(Records drawn from a data source)
********************

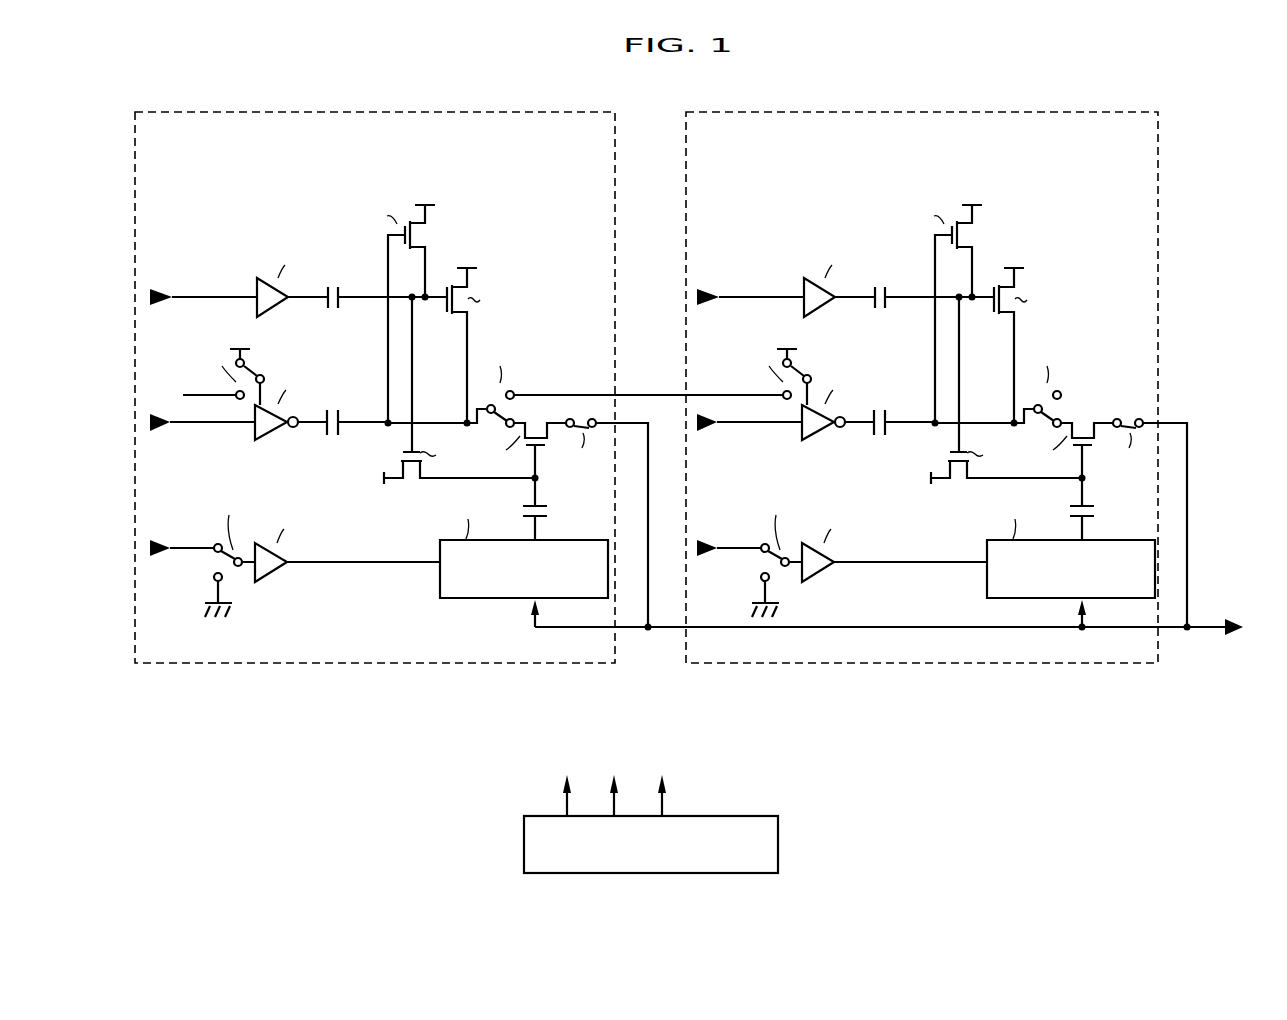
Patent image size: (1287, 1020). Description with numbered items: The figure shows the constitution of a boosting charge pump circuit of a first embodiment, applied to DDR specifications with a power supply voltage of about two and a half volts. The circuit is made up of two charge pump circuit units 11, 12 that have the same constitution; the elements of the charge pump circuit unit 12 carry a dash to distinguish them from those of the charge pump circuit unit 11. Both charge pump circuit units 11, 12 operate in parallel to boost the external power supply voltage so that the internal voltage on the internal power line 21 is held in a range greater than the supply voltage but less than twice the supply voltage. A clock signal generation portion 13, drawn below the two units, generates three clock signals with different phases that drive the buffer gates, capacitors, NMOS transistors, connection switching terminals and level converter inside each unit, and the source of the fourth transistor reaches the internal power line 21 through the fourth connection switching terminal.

The charge pump circuit unit 11 is at (190, 111).
The charge pump circuit unit 12 is at (742, 111).
The clock signal generation portion 13 is at (730, 816).
The internal power line 21 is at (1208, 624).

********************

Duplicate every line of the listing above word for word, omitting the pictures.

Patent image size: (1287, 1020). Description with numbered items: The figure shows the constitution of a boosting charge pump circuit of a first embodiment, applied to DDR specifications with a power supply voltage of about two and a half volts. The circuit is made up of two charge pump circuit units 11, 12 that have the same constitution; the elements of the charge pump circuit unit 12 carry a dash to distinguish them from those of the charge pump circuit unit 11. Both charge pump circuit units 11, 12 operate in parallel to boost the external power supply voltage so that the internal voltage on the internal power line 21 is held in a range greater than the supply voltage but less than twice the supply voltage. A clock signal generation portion 13, drawn below the two units, generates three clock signals with different phases that drive the buffer gates, capacitors, NMOS transistors, connection switching terminals and level converter inside each unit, and the source of the fourth transistor reaches the internal power line 21 through the fourth connection switching terminal.

The charge pump circuit unit 11 is at (190, 111).
The charge pump circuit unit 12 is at (742, 111).
The clock signal generation portion 13 is at (730, 816).
The internal power line 21 is at (1208, 624).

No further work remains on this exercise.